**Stated problem:**
Repeat the data word for word. Do not include the pictures.

Stored records
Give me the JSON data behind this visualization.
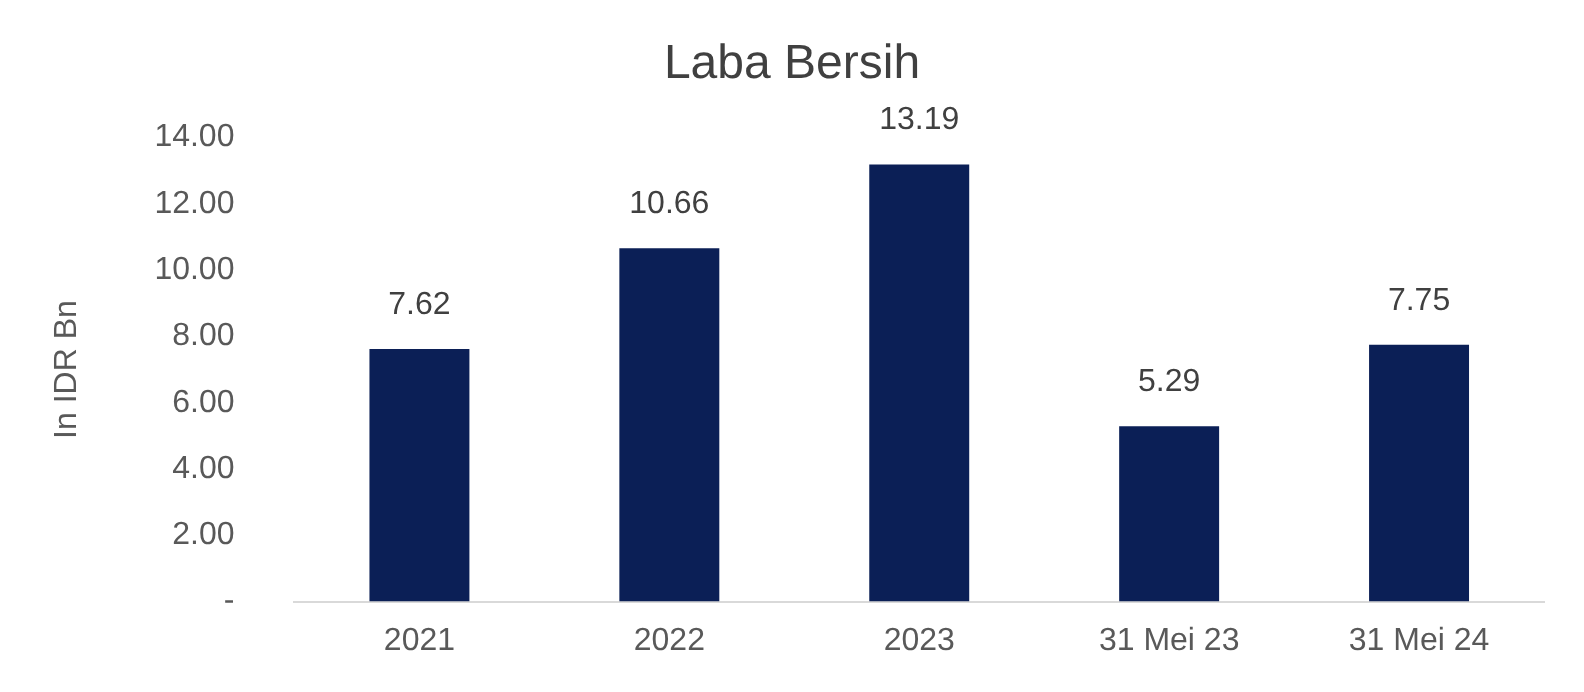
{
  "chart_data": {
    "type": "bar",
    "title": "Laba Bersih",
    "ylabel": "In IDR Bn",
    "categories": [
      "2021",
      "2022",
      "2023",
      "31 Mei 23",
      "31 Mei 24"
    ],
    "values": [
      7.62,
      10.66,
      13.19,
      5.29,
      7.75
    ],
    "color": "#0b1f56",
    "ylim": [
      0,
      14
    ],
    "yticks": [
      {
        "value": 0,
        "label": "-"
      },
      {
        "value": 2,
        "label": "2.00"
      },
      {
        "value": 4,
        "label": "4.00"
      },
      {
        "value": 6,
        "label": "6.00"
      },
      {
        "value": 8,
        "label": "8.00"
      },
      {
        "value": 10,
        "label": "10.00"
      },
      {
        "value": 12,
        "label": "12.00"
      },
      {
        "value": 14,
        "label": "14.00"
      }
    ],
    "grid": false,
    "legend": false,
    "data_labels": true
  }
}
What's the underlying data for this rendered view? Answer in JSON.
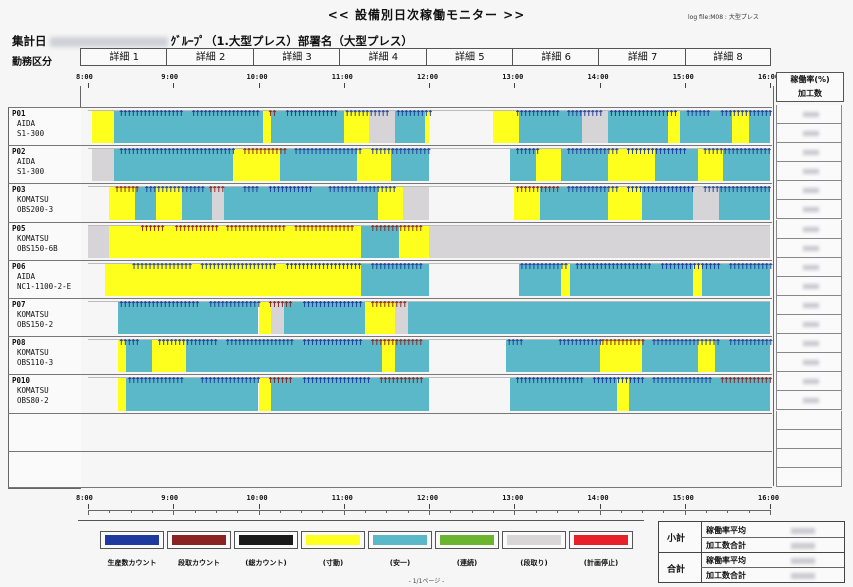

**Exercise output:**
Give me the JSON data behind this visualization.
{
  "chart_data": {
    "type": "bar",
    "title": "Laba Bersih",
    "ylabel": "In IDR Bn",
    "categories": [
      "2021",
      "2022",
      "2023",
      "31 Mei 23",
      "31 Mei 24"
    ],
    "values": [
      7.62,
      10.66,
      13.19,
      5.29,
      7.75
    ],
    "color": "#0b1f56",
    "ylim": [
      0,
      14
    ],
    "yticks": [
      {
        "value": 0,
        "label": "-"
      },
      {
        "value": 2,
        "label": "2.00"
      },
      {
        "value": 4,
        "label": "4.00"
      },
      {
        "value": 6,
        "label": "6.00"
      },
      {
        "value": 8,
        "label": "8.00"
      },
      {
        "value": 10,
        "label": "10.00"
      },
      {
        "value": 12,
        "label": "12.00"
      },
      {
        "value": 14,
        "label": "14.00"
      }
    ],
    "grid": false,
    "legend": false,
    "data_labels": true
  }
}
What's the underlying data for this rendered view? Answer in JSON.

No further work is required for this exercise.